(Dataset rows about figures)
-- Opening Marker --

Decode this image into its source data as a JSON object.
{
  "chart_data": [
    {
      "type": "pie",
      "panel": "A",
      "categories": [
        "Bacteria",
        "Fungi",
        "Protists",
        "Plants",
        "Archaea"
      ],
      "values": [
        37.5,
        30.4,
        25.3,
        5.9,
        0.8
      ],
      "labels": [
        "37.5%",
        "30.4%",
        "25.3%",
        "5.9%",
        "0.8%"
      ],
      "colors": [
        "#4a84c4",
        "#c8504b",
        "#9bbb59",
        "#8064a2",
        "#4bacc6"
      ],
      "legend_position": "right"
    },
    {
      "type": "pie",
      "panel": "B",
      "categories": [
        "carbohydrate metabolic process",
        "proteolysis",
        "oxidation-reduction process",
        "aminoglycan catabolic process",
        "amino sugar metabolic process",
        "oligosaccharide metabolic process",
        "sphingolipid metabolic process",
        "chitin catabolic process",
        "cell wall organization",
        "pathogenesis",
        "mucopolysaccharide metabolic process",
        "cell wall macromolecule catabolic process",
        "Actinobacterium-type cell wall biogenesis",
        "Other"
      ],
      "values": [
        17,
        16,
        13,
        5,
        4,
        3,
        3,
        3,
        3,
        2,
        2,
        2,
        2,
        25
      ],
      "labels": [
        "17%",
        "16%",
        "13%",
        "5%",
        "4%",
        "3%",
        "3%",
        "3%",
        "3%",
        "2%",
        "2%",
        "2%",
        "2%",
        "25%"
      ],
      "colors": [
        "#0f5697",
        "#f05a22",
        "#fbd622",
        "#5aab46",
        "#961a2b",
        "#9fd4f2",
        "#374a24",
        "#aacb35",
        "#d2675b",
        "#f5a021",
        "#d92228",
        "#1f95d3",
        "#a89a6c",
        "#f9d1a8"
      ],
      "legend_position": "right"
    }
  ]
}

-- Closing Marker --

What you have to do:
Filter the records down to the lines that contain the string "metabolic", and copy those lines.

Output of the exercise:
        "carbohydrate metabolic process",
        "amino sugar metabolic process",
        "oligosaccharide metabolic process",
        "sphingolipid metabolic process",
        "mucopolysaccharide metabolic process",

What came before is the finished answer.